_Requirement_.
Set down the stretch from the line containing "x-axis-label: Function evaluations" through the line containing "plot-frame [72,31,509,374]" in the data below, word for word and in the same order.

_Records shown_.
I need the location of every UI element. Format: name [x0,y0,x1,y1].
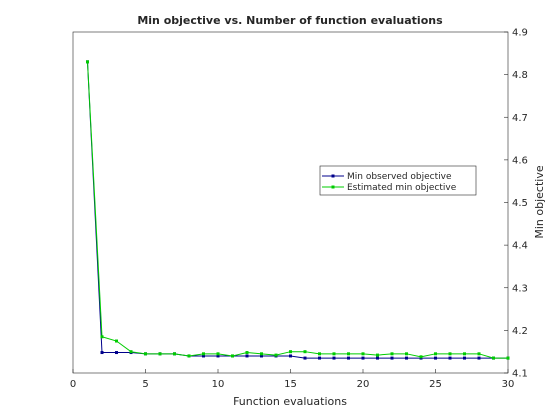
x-axis-label: Function evaluations [233,395,347,408]
series-1-point [434,352,437,356]
series-1-point [144,352,147,356]
y-axis: 4.1 4.2 4.3 4.4 4.5 4.6 4.7 4.8 4.9 [504,28,528,380]
plot-frame [72,31,509,374]
legend-text-estimated-min: Estimated min objective [347,183,457,193]
series-1-point [492,356,495,360]
series-1-point [448,352,452,356]
series-1-point [216,352,220,356]
series-0-point [463,356,466,360]
y-axis-label: Min objective [533,165,546,238]
x-tick-label: 25 [429,379,442,390]
series-0-point [376,356,379,360]
series-1-point [115,339,118,343]
series-0-point [303,356,307,360]
y-tick-label: 4.6 [512,155,528,166]
series-1-point [347,352,350,356]
series-0-point [318,356,321,360]
series-line-1 [87,61,508,359]
series-1-point [202,352,205,356]
series-0-point [448,356,452,360]
series-1-point [506,356,510,360]
series-1-point [419,355,423,359]
series-0-point [245,354,249,358]
x-tick-label: 20 [357,379,370,390]
series-0-point [289,354,292,358]
series-1-point [318,352,321,356]
series-0-point [202,354,205,358]
series-1-point [405,352,408,356]
y-tick-label: 4.4 [512,241,528,252]
series-1-point [303,350,307,354]
series-1-point [274,353,278,357]
series-line-0 [87,61,508,359]
series-1-point [231,354,234,358]
series-0-point [115,351,118,355]
series-1-point [332,352,336,356]
series-0-point [477,356,481,360]
legend-box [319,165,477,196]
legend-marker-min-observed [331,174,335,178]
x-axis: 0 5 10 15 20 25 30 [70,369,515,390]
series-0-point [390,356,394,360]
series-1-point [86,60,89,64]
series-0-point [434,356,437,360]
x-tick-label: 15 [284,379,297,390]
series-0-point [405,356,408,360]
legend-text-min-observed: Min observed objective [347,172,452,182]
series-0-point [260,354,263,358]
series-1-point [376,353,379,357]
series-1-point [173,352,176,356]
x-tick-label: 30 [502,379,515,390]
legend: Min observed objective Estimated min obj… [319,165,477,196]
series-1-point [158,352,162,356]
series-0-point [100,351,104,355]
series-1-point [361,352,365,356]
series-1-point [100,335,104,339]
series-1-point [463,352,466,356]
series-1-point [245,351,249,355]
x-tick-label: 10 [212,379,225,390]
legend-marker-estimated-min [331,185,335,189]
series-1-point [477,352,481,356]
x-tick-label: 5 [142,379,148,390]
series-0-point [332,356,336,360]
series-1-point [289,350,292,354]
y-tick-label: 4.2 [512,326,528,337]
series-0-point [347,356,350,360]
series-0-point [216,354,220,358]
plot-area [72,31,509,374]
y-tick-label: 4.9 [512,28,528,39]
y-tick-label: 4.5 [512,198,528,209]
y-tick-label: 4.8 [512,70,528,81]
y-tick-label: 4.7 [512,113,528,124]
series-1-point [187,354,191,358]
series-1-point [129,350,133,354]
series-layer [86,60,510,360]
x-tick-label: 0 [70,379,76,390]
series-0-point [361,356,365,360]
chart-title: Min objective vs. Number of function eva… [137,14,443,27]
y-tick-label: 4.3 [512,283,528,294]
series-1-point [390,352,394,356]
series-1-point [260,352,263,356]
y-tick-label: 4.1 [512,369,528,380]
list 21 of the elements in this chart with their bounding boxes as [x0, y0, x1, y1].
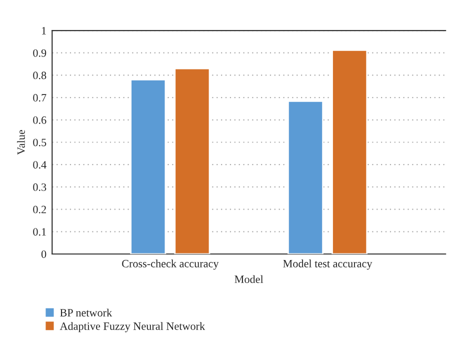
y-tick-label: 0.4	[33, 161, 46, 169]
y-tick-label: 1	[42, 27, 46, 34]
legend-label: BP network	[60, 308, 112, 317]
y-tick-label: 0.6	[33, 116, 46, 124]
bar	[287, 100, 324, 254]
y-axis-title: Value	[17, 130, 25, 155]
y-tick-label: 0	[41, 250, 46, 258]
y-tick-label: 0.7	[33, 94, 46, 102]
y-tick-label: 0.2	[33, 206, 46, 214]
y-tick-label: 0.9	[33, 49, 46, 57]
x-tick-label: Cross-check accuracy	[122, 260, 219, 270]
y-tick-label: 0.3	[33, 183, 46, 191]
y-tick-label: 0.1	[33, 228, 46, 236]
y-tick-label: 0.5	[33, 138, 46, 146]
bar	[130, 78, 166, 254]
bar	[332, 49, 368, 254]
legend-label: Adaptive Fuzzy Neural Network	[60, 322, 206, 332]
x-tick-label: Model test accuracy	[283, 260, 372, 270]
x-axis-title: Model	[234, 275, 264, 284]
y-tick-label: 0.8	[33, 72, 46, 80]
bar	[174, 68, 210, 254]
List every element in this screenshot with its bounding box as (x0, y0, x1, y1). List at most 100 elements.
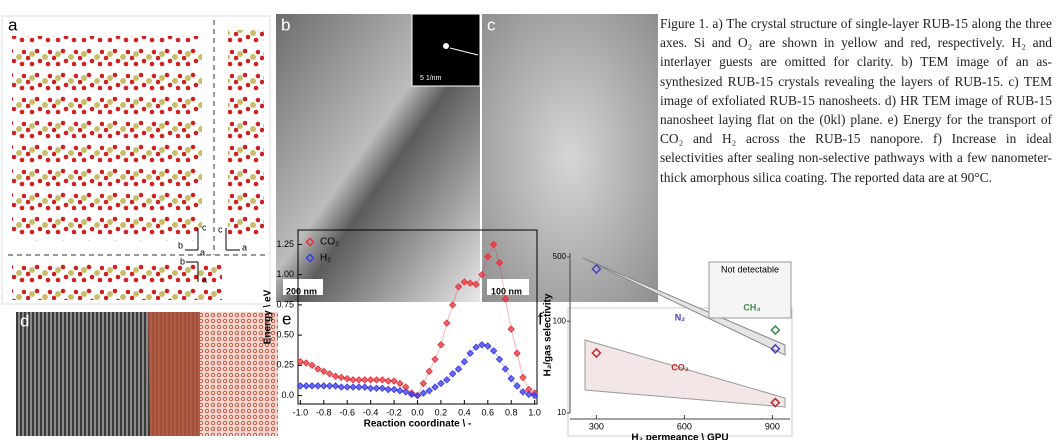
panel-label: b (281, 15, 290, 34)
panel-label: d (20, 311, 29, 330)
x-tick-label: -0.4 (363, 407, 379, 417)
data-point (497, 356, 503, 362)
y-axis-label: Energy \ eV (263, 289, 274, 344)
data-point (391, 378, 397, 384)
data-point (397, 388, 403, 394)
figure-caption: Figure 1. a) The crystal structure of si… (660, 14, 1052, 187)
data-point (520, 374, 526, 380)
data-point (315, 383, 321, 389)
data-point (321, 383, 327, 389)
data-point (373, 377, 379, 383)
data-point (356, 384, 362, 390)
crystal-view-2 (228, 30, 264, 240)
data-point (426, 388, 432, 394)
data-point (420, 380, 426, 386)
data-point (368, 377, 374, 383)
series-label: CO₂ (671, 362, 689, 372)
data-point (309, 362, 315, 368)
x-tick-label: 900 (765, 421, 780, 431)
x-tick-label: 0.4 (458, 407, 471, 417)
x-tick-label: -0.6 (339, 407, 355, 417)
panel-label: c (487, 15, 496, 34)
data-point (508, 326, 514, 332)
data-point (397, 380, 403, 386)
figure: a c b a c a b a 5 1/nm b 200 nm c 100 nm… (0, 0, 1057, 440)
data-point (356, 377, 362, 383)
x-tick-label: 300 (589, 421, 604, 431)
data-point (432, 384, 438, 390)
axis-label: b (178, 240, 183, 250)
annotation: Not detectable (721, 264, 779, 274)
y-tick-label: 0.75 (276, 299, 294, 309)
data-point (350, 377, 356, 383)
data-point (315, 366, 321, 372)
y-tick-label: 100 (553, 316, 567, 325)
data-point (415, 393, 421, 399)
data-point (309, 383, 315, 389)
y-tick-label: 0.0 (281, 390, 294, 400)
x-tick-label: 0.0 (411, 407, 424, 417)
series-label: N₂ (675, 312, 686, 322)
y-tick-label: 1.25 (276, 239, 294, 249)
data-point (338, 384, 344, 390)
axis-label: a (200, 247, 205, 257)
series-label: CH₄ (743, 302, 760, 312)
data-point (338, 374, 344, 380)
data-point (438, 380, 444, 386)
data-point (368, 385, 374, 391)
scale-label: 5 1/nm (420, 75, 442, 82)
data-point (344, 376, 350, 382)
data-point (502, 366, 508, 372)
data-point (420, 390, 426, 396)
data-point (426, 368, 432, 374)
data-point (321, 368, 327, 374)
panel-label: a (8, 15, 18, 34)
x-axis-label: H₂ permeance \ GPU (631, 433, 728, 440)
data-point (385, 387, 391, 393)
legend-label: H₂ (320, 253, 331, 264)
data-point (332, 373, 338, 379)
data-point (450, 302, 456, 308)
diffraction-spot (443, 43, 449, 49)
x-axis-label: Reaction coordinate \ - (364, 419, 472, 430)
data-point (373, 385, 379, 391)
data-point (385, 378, 391, 384)
x-tick-label: 600 (677, 421, 692, 431)
axis-label: a (242, 242, 247, 252)
legend-label: CO₂ (320, 237, 339, 248)
data-point (444, 320, 450, 326)
crystal-view-1 (12, 36, 202, 241)
y-tick-label: 500 (553, 252, 567, 261)
data-point (327, 383, 333, 389)
y-tick-label: 10 (557, 408, 566, 417)
x-tick-label: -0.8 (316, 407, 332, 417)
axis-label: a (202, 274, 207, 284)
y-tick-label: 1.00 (276, 269, 294, 279)
x-tick-label: -1.0 (293, 407, 309, 417)
data-point (479, 342, 485, 348)
panel-label: e (282, 309, 291, 328)
data-point (379, 385, 385, 391)
data-point (303, 360, 309, 366)
x-tick-label: -0.2 (386, 407, 402, 417)
crystal-view-3 (12, 262, 222, 300)
y-axis-label: H₂/gas selectivity (543, 293, 554, 376)
data-point (514, 350, 520, 356)
y-tick-label: 0.50 (276, 330, 294, 340)
data-point (362, 384, 368, 390)
data-point (327, 371, 333, 377)
data-point (332, 383, 338, 389)
data-point (379, 377, 385, 383)
axis-label: c (202, 222, 207, 232)
x-tick-label: 0.8 (505, 407, 518, 417)
highlight-overlay (148, 312, 204, 436)
data-point (344, 384, 350, 390)
axis-label: c (218, 224, 223, 234)
data-point (303, 383, 309, 389)
axis-label: b (180, 256, 185, 266)
data-point (350, 384, 356, 390)
x-tick-label: 0.2 (435, 407, 448, 417)
data-point (432, 356, 438, 362)
y-tick-label: 0.25 (276, 360, 294, 370)
data-point (526, 391, 532, 397)
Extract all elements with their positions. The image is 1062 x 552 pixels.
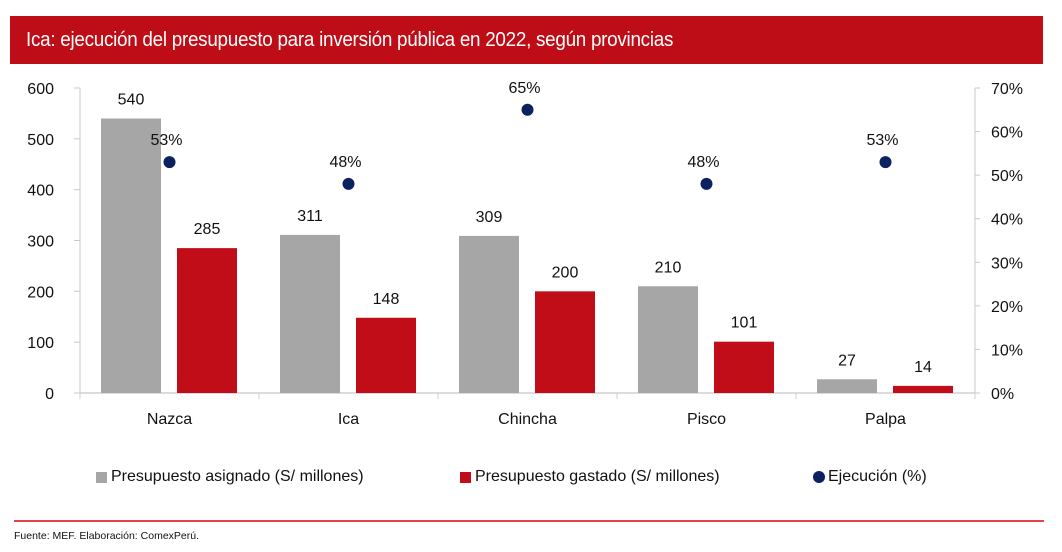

_Answer to the task_.
x-axis-label: Function evaluations [233,395,347,408]
series-1-point [434,352,437,356]
series-1-point [144,352,147,356]
y-axis: 4.1 4.2 4.3 4.4 4.5 4.6 4.7 4.8 4.9 [504,28,528,380]
plot-frame [72,31,509,374]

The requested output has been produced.